Output all of the data below exactly as given.

— Start of Extracted entries —

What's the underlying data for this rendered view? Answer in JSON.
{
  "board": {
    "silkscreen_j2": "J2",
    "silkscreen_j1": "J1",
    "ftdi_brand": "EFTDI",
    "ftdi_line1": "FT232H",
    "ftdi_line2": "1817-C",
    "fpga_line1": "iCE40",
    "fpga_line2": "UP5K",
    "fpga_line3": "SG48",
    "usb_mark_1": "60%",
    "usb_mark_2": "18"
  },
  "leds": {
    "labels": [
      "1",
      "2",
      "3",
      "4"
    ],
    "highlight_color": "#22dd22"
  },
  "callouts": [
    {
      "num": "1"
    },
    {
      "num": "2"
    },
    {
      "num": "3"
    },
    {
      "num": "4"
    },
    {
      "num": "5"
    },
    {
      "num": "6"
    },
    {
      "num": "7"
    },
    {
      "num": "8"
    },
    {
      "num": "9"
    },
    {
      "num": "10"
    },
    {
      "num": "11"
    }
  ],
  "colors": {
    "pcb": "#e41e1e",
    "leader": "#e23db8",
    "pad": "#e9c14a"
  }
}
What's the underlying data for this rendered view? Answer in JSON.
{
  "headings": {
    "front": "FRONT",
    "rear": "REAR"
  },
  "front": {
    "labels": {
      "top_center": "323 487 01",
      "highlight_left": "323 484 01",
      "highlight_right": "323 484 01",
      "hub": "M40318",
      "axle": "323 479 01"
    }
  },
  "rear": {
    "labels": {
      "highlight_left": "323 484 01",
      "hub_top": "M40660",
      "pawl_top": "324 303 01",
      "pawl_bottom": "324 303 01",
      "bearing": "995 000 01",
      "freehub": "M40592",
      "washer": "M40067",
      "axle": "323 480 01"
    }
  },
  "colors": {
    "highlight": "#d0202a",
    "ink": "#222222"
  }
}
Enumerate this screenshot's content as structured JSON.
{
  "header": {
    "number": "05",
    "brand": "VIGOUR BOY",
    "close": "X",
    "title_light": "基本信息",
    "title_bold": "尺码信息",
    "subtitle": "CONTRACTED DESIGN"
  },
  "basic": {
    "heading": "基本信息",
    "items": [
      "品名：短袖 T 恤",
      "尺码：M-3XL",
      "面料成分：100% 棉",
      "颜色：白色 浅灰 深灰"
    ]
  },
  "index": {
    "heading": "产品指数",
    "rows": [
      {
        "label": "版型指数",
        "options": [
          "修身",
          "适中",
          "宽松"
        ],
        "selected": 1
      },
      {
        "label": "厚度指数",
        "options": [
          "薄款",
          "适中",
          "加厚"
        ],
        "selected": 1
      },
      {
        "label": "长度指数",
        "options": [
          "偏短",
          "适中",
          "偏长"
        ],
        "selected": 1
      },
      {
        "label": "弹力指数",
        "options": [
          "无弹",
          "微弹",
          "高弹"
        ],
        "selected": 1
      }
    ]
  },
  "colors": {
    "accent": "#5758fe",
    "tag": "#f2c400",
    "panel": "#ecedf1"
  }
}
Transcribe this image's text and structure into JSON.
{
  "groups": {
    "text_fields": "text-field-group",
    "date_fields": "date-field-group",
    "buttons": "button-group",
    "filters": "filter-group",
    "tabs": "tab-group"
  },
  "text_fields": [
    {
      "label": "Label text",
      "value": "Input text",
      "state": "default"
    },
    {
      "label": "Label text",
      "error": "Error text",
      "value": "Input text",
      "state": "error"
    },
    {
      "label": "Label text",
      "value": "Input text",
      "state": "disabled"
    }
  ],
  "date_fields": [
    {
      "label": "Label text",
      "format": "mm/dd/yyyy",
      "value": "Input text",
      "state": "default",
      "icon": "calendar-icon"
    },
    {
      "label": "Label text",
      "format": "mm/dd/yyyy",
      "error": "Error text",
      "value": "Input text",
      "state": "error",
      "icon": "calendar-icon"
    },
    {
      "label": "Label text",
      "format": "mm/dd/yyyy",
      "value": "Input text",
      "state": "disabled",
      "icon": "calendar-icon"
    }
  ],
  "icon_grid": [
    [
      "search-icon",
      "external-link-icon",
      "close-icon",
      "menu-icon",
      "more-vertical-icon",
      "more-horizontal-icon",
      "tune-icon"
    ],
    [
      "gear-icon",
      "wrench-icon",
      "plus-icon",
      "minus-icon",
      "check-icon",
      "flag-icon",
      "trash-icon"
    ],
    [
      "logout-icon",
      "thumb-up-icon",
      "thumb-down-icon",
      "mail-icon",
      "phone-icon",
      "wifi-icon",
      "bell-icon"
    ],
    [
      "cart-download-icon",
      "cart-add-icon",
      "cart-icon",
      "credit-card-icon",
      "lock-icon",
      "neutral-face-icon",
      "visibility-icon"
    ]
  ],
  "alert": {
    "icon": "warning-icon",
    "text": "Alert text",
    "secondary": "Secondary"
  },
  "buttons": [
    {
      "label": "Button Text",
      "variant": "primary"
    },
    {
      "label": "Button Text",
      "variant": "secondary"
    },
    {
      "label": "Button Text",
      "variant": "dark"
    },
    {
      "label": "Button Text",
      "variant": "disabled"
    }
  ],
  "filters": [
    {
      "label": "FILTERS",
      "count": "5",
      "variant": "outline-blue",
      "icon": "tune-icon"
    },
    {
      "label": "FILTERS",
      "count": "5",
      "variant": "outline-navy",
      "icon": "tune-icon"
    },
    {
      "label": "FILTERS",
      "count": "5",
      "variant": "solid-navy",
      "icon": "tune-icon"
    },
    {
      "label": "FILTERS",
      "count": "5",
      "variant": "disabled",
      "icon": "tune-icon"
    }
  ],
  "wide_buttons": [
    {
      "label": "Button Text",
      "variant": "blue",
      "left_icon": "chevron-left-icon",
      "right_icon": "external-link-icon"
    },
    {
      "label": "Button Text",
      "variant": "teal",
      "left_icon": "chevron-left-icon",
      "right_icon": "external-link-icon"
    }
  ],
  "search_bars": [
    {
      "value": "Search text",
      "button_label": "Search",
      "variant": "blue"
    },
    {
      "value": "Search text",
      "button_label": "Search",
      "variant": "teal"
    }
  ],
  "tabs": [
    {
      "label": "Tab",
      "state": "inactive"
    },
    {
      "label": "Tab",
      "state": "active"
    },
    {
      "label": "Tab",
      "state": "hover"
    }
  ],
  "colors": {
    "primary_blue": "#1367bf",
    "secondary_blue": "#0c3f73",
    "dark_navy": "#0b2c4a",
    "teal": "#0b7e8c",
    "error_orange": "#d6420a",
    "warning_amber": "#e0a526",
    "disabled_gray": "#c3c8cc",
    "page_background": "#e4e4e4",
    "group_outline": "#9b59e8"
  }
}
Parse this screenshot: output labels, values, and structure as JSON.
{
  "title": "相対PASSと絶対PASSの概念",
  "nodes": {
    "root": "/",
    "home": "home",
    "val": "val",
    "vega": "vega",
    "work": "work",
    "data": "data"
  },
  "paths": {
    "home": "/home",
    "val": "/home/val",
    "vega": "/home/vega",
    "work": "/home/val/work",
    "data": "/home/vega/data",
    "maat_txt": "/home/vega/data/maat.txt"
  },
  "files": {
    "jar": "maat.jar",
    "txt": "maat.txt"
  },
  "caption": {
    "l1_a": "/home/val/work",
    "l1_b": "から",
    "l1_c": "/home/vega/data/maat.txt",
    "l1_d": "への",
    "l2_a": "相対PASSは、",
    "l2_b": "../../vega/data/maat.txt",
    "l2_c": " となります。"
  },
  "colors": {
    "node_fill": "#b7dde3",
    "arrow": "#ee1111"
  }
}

— End of Extracted entries —

* _Task result_:
What's the underlying data for this rendered view? Answer in JSON.
{
  "board": {
    "silkscreen_j2": "J2",
    "silkscreen_j1": "J1",
    "ftdi_brand": "EFTDI",
    "ftdi_line1": "FT232H",
    "ftdi_line2": "1817-C",
    "fpga_line1": "iCE40",
    "fpga_line2": "UP5K",
    "fpga_line3": "SG48",
    "usb_mark_1": "60%",
    "usb_mark_2": "18"
  },
  "leds": {
    "labels": [
      "1",
      "2",
      "3",
      "4"
    ],
    "highlight_color": "#22dd22"
  },
  "callouts": [
    {
      "num": "1"
    },
    {
      "num": "2"
    },
    {
      "num": "3"
    },
    {
      "num": "4"
    },
    {
      "num": "5"
    },
    {
      "num": "6"
    },
    {
      "num": "7"
    },
    {
      "num": "8"
    },
    {
      "num": "9"
    },
    {
      "num": "10"
    },
    {
      "num": "11"
    }
  ],
  "colors": {
    "pcb": "#e41e1e",
    "leader": "#e23db8",
    "pad": "#e9c14a"
  }
}
What's the underlying data for this rendered view? Answer in JSON.
{
  "headings": {
    "front": "FRONT",
    "rear": "REAR"
  },
  "front": {
    "labels": {
      "top_center": "323 487 01",
      "highlight_left": "323 484 01",
      "highlight_right": "323 484 01",
      "hub": "M40318",
      "axle": "323 479 01"
    }
  },
  "rear": {
    "labels": {
      "highlight_left": "323 484 01",
      "hub_top": "M40660",
      "pawl_top": "324 303 01",
      "pawl_bottom": "324 303 01",
      "bearing": "995 000 01",
      "freehub": "M40592",
      "washer": "M40067",
      "axle": "323 480 01"
    }
  },
  "colors": {
    "highlight": "#d0202a",
    "ink": "#222222"
  }
}
Enumerate this screenshot's content as structured JSON.
{
  "header": {
    "number": "05",
    "brand": "VIGOUR BOY",
    "close": "X",
    "title_light": "基本信息",
    "title_bold": "尺码信息",
    "subtitle": "CONTRACTED DESIGN"
  },
  "basic": {
    "heading": "基本信息",
    "items": [
      "品名：短袖 T 恤",
      "尺码：M-3XL",
      "面料成分：100% 棉",
      "颜色：白色 浅灰 深灰"
    ]
  },
  "index": {
    "heading": "产品指数",
    "rows": [
      {
        "label": "版型指数",
        "options": [
          "修身",
          "适中",
          "宽松"
        ],
        "selected": 1
      },
      {
        "label": "厚度指数",
        "options": [
          "薄款",
          "适中",
          "加厚"
        ],
        "selected": 1
      },
      {
        "label": "长度指数",
        "options": [
          "偏短",
          "适中",
          "偏长"
        ],
        "selected": 1
      },
      {
        "label": "弹力指数",
        "options": [
          "无弹",
          "微弹",
          "高弹"
        ],
        "selected": 1
      }
    ]
  },
  "colors": {
    "accent": "#5758fe",
    "tag": "#f2c400",
    "panel": "#ecedf1"
  }
}
Transcribe this image's text and structure into JSON.
{
  "groups": {
    "text_fields": "text-field-group",
    "date_fields": "date-field-group",
    "buttons": "button-group",
    "filters": "filter-group",
    "tabs": "tab-group"
  },
  "text_fields": [
    {
      "label": "Label text",
      "value": "Input text",
      "state": "default"
    },
    {
      "label": "Label text",
      "error": "Error text",
      "value": "Input text",
      "state": "error"
    },
    {
      "label": "Label text",
      "value": "Input text",
      "state": "disabled"
    }
  ],
  "date_fields": [
    {
      "label": "Label text",
      "format": "mm/dd/yyyy",
      "value": "Input text",
      "state": "default",
      "icon": "calendar-icon"
    },
    {
      "label": "Label text",
      "format": "mm/dd/yyyy",
      "error": "Error text",
      "value": "Input text",
      "state": "error",
      "icon": "calendar-icon"
    },
    {
      "label": "Label text",
      "format": "mm/dd/yyyy",
      "value": "Input text",
      "state": "disabled",
      "icon": "calendar-icon"
    }
  ],
  "icon_grid": [
    [
      "search-icon",
      "external-link-icon",
      "close-icon",
      "menu-icon",
      "more-vertical-icon",
      "more-horizontal-icon",
      "tune-icon"
    ],
    [
      "gear-icon",
      "wrench-icon",
      "plus-icon",
      "minus-icon",
      "check-icon",
      "flag-icon",
      "trash-icon"
    ],
    [
      "logout-icon",
      "thumb-up-icon",
      "thumb-down-icon",
      "mail-icon",
      "phone-icon",
      "wifi-icon",
      "bell-icon"
    ],
    [
      "cart-download-icon",
      "cart-add-icon",
      "cart-icon",
      "credit-card-icon",
      "lock-icon",
      "neutral-face-icon",
      "visibility-icon"
    ]
  ],
  "alert": {
    "icon": "warning-icon",
    "text": "Alert text",
    "secondary": "Secondary"
  },
  "buttons": [
    {
      "label": "Button Text",
      "variant": "primary"
    },
    {
      "label": "Button Text",
      "variant": "secondary"
    },
    {
      "label": "Button Text",
      "variant": "dark"
    },
    {
      "label": "Button Text",
      "variant": "disabled"
    }
  ],
  "filters": [
    {
      "label": "FILTERS",
      "count": "5",
      "variant": "outline-blue",
      "icon": "tune-icon"
    },
    {
      "label": "FILTERS",
      "count": "5",
      "variant": "outline-navy",
      "icon": "tune-icon"
    },
    {
      "label": "FILTERS",
      "count": "5",
      "variant": "solid-navy",
      "icon": "tune-icon"
    },
    {
      "label": "FILTERS",
      "count": "5",
      "variant": "disabled",
      "icon": "tune-icon"
    }
  ],
  "wide_buttons": [
    {
      "label": "Button Text",
      "variant": "blue",
      "left_icon": "chevron-left-icon",
      "right_icon": "external-link-icon"
    },
    {
      "label": "Button Text",
      "variant": "teal",
      "left_icon": "chevron-left-icon",
      "right_icon": "external-link-icon"
    }
  ],
  "search_bars": [
    {
      "value": "Search text",
      "button_label": "Search",
      "variant": "blue"
    },
    {
      "value": "Search text",
      "button_label": "Search",
      "variant": "teal"
    }
  ],
  "tabs": [
    {
      "label": "Tab",
      "state": "inactive"
    },
    {
      "label": "Tab",
      "state": "active"
    },
    {
      "label": "Tab",
      "state": "hover"
    }
  ],
  "colors": {
    "primary_blue": "#1367bf",
    "secondary_blue": "#0c3f73",
    "dark_navy": "#0b2c4a",
    "teal": "#0b7e8c",
    "error_orange": "#d6420a",
    "warning_amber": "#e0a526",
    "disabled_gray": "#c3c8cc",
    "page_background": "#e4e4e4",
    "group_outline": "#9b59e8"
  }
}
Parse this screenshot: output labels, values, and structure as JSON.
{
  "title": "相対PASSと絶対PASSの概念",
  "nodes": {
    "root": "/",
    "home": "home",
    "val": "val",
    "vega": "vega",
    "work": "work",
    "data": "data"
  },
  "paths": {
    "home": "/home",
    "val": "/home/val",
    "vega": "/home/vega",
    "work": "/home/val/work",
    "data": "/home/vega/data",
    "maat_txt": "/home/vega/data/maat.txt"
  },
  "files": {
    "jar": "maat.jar",
    "txt": "maat.txt"
  },
  "caption": {
    "l1_a": "/home/val/work",
    "l1_b": "から",
    "l1_c": "/home/vega/data/maat.txt",
    "l1_d": "への",
    "l2_a": "相対PASSは、",
    "l2_b": "../../vega/data/maat.txt",
    "l2_c": " となります。"
  },
  "colors": {
    "node_fill": "#b7dde3",
    "arrow": "#ee1111"
  }
}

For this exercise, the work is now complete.